THE EXERCISE
All records below must be retyped exactly.

### INPUT RECORDS

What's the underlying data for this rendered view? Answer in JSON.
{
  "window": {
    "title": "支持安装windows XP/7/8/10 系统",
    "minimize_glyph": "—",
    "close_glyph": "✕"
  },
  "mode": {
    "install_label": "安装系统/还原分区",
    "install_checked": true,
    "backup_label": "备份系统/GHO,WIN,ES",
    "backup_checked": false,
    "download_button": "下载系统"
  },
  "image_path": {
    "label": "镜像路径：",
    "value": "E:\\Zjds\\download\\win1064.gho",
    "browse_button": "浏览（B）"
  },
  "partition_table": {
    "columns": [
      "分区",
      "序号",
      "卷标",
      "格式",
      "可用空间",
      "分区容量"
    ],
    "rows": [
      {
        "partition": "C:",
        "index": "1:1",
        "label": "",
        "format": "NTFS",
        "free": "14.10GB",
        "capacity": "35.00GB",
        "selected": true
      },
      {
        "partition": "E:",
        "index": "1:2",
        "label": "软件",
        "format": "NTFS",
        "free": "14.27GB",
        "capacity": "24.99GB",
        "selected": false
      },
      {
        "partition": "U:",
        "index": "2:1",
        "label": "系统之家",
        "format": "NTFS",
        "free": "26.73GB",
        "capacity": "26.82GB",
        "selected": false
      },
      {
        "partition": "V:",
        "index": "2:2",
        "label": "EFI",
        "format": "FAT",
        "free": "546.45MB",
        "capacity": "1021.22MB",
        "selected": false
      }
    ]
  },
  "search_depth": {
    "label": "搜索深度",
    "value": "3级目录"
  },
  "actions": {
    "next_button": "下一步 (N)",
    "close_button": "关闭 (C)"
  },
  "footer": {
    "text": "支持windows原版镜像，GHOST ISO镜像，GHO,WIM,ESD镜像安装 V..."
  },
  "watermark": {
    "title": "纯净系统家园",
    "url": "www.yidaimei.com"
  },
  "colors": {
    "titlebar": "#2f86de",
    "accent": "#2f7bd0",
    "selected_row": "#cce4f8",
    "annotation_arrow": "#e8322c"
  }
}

######

RESPONSE TO THIS TASK
What's the underlying data for this rendered view? Answer in JSON.
{
  "window": {
    "title": "支持安装windows XP/7/8/10 系统",
    "minimize_glyph": "—",
    "close_glyph": "✕"
  },
  "mode": {
    "install_label": "安装系统/还原分区",
    "install_checked": true,
    "backup_label": "备份系统/GHO,WIN,ES",
    "backup_checked": false,
    "download_button": "下载系统"
  },
  "image_path": {
    "label": "镜像路径：",
    "value": "E:\\Zjds\\download\\win1064.gho",
    "browse_button": "浏览（B）"
  },
  "partition_table": {
    "columns": [
      "分区",
      "序号",
      "卷标",
      "格式",
      "可用空间",
      "分区容量"
    ],
    "rows": [
      {
        "partition": "C:",
        "index": "1:1",
        "label": "",
        "format": "NTFS",
        "free": "14.10GB",
        "capacity": "35.00GB",
        "selected": true
      },
      {
        "partition": "E:",
        "index": "1:2",
        "label": "软件",
        "format": "NTFS",
        "free": "14.27GB",
        "capacity": "24.99GB",
        "selected": false
      },
      {
        "partition": "U:",
        "index": "2:1",
        "label": "系统之家",
        "format": "NTFS",
        "free": "26.73GB",
        "capacity": "26.82GB",
        "selected": false
      },
      {
        "partition": "V:",
        "index": "2:2",
        "label": "EFI",
        "format": "FAT",
        "free": "546.45MB",
        "capacity": "1021.22MB",
        "selected": false
      }
    ]
  },
  "search_depth": {
    "label": "搜索深度",
    "value": "3级目录"
  },
  "actions": {
    "next_button": "下一步 (N)",
    "close_button": "关闭 (C)"
  },
  "footer": {
    "text": "支持windows原版镜像，GHOST ISO镜像，GHO,WIM,ESD镜像安装 V..."
  },
  "watermark": {
    "title": "纯净系统家园",
    "url": "www.yidaimei.com"
  },
  "colors": {
    "titlebar": "#2f86de",
    "accent": "#2f7bd0",
    "selected_row": "#cce4f8",
    "annotation_arrow": "#e8322c"
  }
}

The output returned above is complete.